Give the data below again, word for word.

--- Start of RAW DATA ---

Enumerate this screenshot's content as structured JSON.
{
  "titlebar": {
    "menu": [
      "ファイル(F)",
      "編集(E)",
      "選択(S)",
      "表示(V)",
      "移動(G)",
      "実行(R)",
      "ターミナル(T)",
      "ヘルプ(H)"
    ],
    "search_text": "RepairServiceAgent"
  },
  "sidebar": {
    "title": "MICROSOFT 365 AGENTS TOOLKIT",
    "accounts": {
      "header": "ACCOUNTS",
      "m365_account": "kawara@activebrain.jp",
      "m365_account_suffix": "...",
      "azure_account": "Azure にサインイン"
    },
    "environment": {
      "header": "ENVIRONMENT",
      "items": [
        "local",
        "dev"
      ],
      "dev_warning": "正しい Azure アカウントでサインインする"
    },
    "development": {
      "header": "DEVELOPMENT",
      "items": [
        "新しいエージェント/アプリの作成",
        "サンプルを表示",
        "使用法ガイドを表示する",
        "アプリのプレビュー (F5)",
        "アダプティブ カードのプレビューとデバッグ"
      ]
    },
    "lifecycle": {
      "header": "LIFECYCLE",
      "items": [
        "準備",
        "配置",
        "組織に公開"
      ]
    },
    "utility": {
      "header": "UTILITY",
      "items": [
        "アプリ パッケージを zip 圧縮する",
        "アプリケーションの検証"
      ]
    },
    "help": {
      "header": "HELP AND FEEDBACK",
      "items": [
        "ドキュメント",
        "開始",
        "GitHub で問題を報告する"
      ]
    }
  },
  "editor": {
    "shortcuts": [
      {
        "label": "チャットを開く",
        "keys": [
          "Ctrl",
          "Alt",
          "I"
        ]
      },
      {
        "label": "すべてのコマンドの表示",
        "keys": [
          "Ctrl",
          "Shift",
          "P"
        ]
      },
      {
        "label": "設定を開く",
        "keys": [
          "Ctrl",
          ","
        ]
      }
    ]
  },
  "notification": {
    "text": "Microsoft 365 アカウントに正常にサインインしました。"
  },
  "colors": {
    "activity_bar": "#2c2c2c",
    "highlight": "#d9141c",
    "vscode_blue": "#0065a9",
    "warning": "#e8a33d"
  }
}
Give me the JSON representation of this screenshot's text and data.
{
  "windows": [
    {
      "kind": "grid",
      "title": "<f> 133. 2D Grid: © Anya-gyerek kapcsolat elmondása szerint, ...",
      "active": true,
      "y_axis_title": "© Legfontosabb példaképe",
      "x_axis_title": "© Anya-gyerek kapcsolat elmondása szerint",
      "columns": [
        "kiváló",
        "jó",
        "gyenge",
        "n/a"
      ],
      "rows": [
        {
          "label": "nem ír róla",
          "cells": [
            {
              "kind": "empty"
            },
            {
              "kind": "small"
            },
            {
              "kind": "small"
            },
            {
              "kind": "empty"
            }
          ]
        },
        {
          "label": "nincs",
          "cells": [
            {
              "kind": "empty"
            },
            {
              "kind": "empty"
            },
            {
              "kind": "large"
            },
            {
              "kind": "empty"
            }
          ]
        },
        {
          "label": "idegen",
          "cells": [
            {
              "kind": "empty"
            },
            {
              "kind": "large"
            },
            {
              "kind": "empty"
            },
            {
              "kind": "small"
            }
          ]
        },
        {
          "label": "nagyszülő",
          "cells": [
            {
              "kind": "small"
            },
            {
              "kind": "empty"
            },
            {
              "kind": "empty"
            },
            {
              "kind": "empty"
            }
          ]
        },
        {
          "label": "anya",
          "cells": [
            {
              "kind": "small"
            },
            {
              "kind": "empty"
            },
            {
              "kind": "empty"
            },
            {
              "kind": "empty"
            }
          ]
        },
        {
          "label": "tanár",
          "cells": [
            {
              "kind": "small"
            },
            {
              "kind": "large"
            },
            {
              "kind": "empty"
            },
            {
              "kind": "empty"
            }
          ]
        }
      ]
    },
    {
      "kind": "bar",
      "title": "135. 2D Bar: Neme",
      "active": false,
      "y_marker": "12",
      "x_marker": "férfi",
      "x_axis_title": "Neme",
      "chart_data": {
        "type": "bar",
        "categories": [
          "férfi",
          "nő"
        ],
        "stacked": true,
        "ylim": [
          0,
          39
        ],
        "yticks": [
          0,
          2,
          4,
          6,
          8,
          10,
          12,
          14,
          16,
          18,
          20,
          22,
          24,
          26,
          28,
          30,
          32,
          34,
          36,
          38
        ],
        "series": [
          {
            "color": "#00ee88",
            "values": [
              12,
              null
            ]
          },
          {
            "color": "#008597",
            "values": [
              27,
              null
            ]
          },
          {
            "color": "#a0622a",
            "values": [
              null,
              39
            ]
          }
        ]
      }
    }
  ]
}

--- End of RAW DATA ---

#### [SOLUTION TO THIS EXERCISE]
Enumerate this screenshot's content as structured JSON.
{
  "titlebar": {
    "menu": [
      "ファイル(F)",
      "編集(E)",
      "選択(S)",
      "表示(V)",
      "移動(G)",
      "実行(R)",
      "ターミナル(T)",
      "ヘルプ(H)"
    ],
    "search_text": "RepairServiceAgent"
  },
  "sidebar": {
    "title": "MICROSOFT 365 AGENTS TOOLKIT",
    "accounts": {
      "header": "ACCOUNTS",
      "m365_account": "kawara@activebrain.jp",
      "m365_account_suffix": "...",
      "azure_account": "Azure にサインイン"
    },
    "environment": {
      "header": "ENVIRONMENT",
      "items": [
        "local",
        "dev"
      ],
      "dev_warning": "正しい Azure アカウントでサインインする"
    },
    "development": {
      "header": "DEVELOPMENT",
      "items": [
        "新しいエージェント/アプリの作成",
        "サンプルを表示",
        "使用法ガイドを表示する",
        "アプリのプレビュー (F5)",
        "アダプティブ カードのプレビューとデバッグ"
      ]
    },
    "lifecycle": {
      "header": "LIFECYCLE",
      "items": [
        "準備",
        "配置",
        "組織に公開"
      ]
    },
    "utility": {
      "header": "UTILITY",
      "items": [
        "アプリ パッケージを zip 圧縮する",
        "アプリケーションの検証"
      ]
    },
    "help": {
      "header": "HELP AND FEEDBACK",
      "items": [
        "ドキュメント",
        "開始",
        "GitHub で問題を報告する"
      ]
    }
  },
  "editor": {
    "shortcuts": [
      {
        "label": "チャットを開く",
        "keys": [
          "Ctrl",
          "Alt",
          "I"
        ]
      },
      {
        "label": "すべてのコマンドの表示",
        "keys": [
          "Ctrl",
          "Shift",
          "P"
        ]
      },
      {
        "label": "設定を開く",
        "keys": [
          "Ctrl",
          ","
        ]
      }
    ]
  },
  "notification": {
    "text": "Microsoft 365 アカウントに正常にサインインしました。"
  },
  "colors": {
    "activity_bar": "#2c2c2c",
    "highlight": "#d9141c",
    "vscode_blue": "#0065a9",
    "warning": "#e8a33d"
  }
}
Give me the JSON representation of this screenshot's text and data.
{
  "windows": [
    {
      "kind": "grid",
      "title": "<f> 133. 2D Grid: © Anya-gyerek kapcsolat elmondása szerint, ...",
      "active": true,
      "y_axis_title": "© Legfontosabb példaképe",
      "x_axis_title": "© Anya-gyerek kapcsolat elmondása szerint",
      "columns": [
        "kiváló",
        "jó",
        "gyenge",
        "n/a"
      ],
      "rows": [
        {
          "label": "nem ír róla",
          "cells": [
            {
              "kind": "empty"
            },
            {
              "kind": "small"
            },
            {
              "kind": "small"
            },
            {
              "kind": "empty"
            }
          ]
        },
        {
          "label": "nincs",
          "cells": [
            {
              "kind": "empty"
            },
            {
              "kind": "empty"
            },
            {
              "kind": "large"
            },
            {
              "kind": "empty"
            }
          ]
        },
        {
          "label": "idegen",
          "cells": [
            {
              "kind": "empty"
            },
            {
              "kind": "large"
            },
            {
              "kind": "empty"
            },
            {
              "kind": "small"
            }
          ]
        },
        {
          "label": "nagyszülő",
          "cells": [
            {
              "kind": "small"
            },
            {
              "kind": "empty"
            },
            {
              "kind": "empty"
            },
            {
              "kind": "empty"
            }
          ]
        },
        {
          "label": "anya",
          "cells": [
            {
              "kind": "small"
            },
            {
              "kind": "empty"
            },
            {
              "kind": "empty"
            },
            {
              "kind": "empty"
            }
          ]
        },
        {
          "label": "tanár",
          "cells": [
            {
              "kind": "small"
            },
            {
              "kind": "large"
            },
            {
              "kind": "empty"
            },
            {
              "kind": "empty"
            }
          ]
        }
      ]
    },
    {
      "kind": "bar",
      "title": "135. 2D Bar: Neme",
      "active": false,
      "y_marker": "12",
      "x_marker": "férfi",
      "x_axis_title": "Neme",
      "chart_data": {
        "type": "bar",
        "categories": [
          "férfi",
          "nő"
        ],
        "stacked": true,
        "ylim": [
          0,
          39
        ],
        "yticks": [
          0,
          2,
          4,
          6,
          8,
          10,
          12,
          14,
          16,
          18,
          20,
          22,
          24,
          26,
          28,
          30,
          32,
          34,
          36,
          38
        ],
        "series": [
          {
            "color": "#00ee88",
            "values": [
              12,
              null
            ]
          },
          {
            "color": "#008597",
            "values": [
              27,
              null
            ]
          },
          {
            "color": "#a0622a",
            "values": [
              null,
              39
            ]
          }
        ]
      }
    }
  ]
}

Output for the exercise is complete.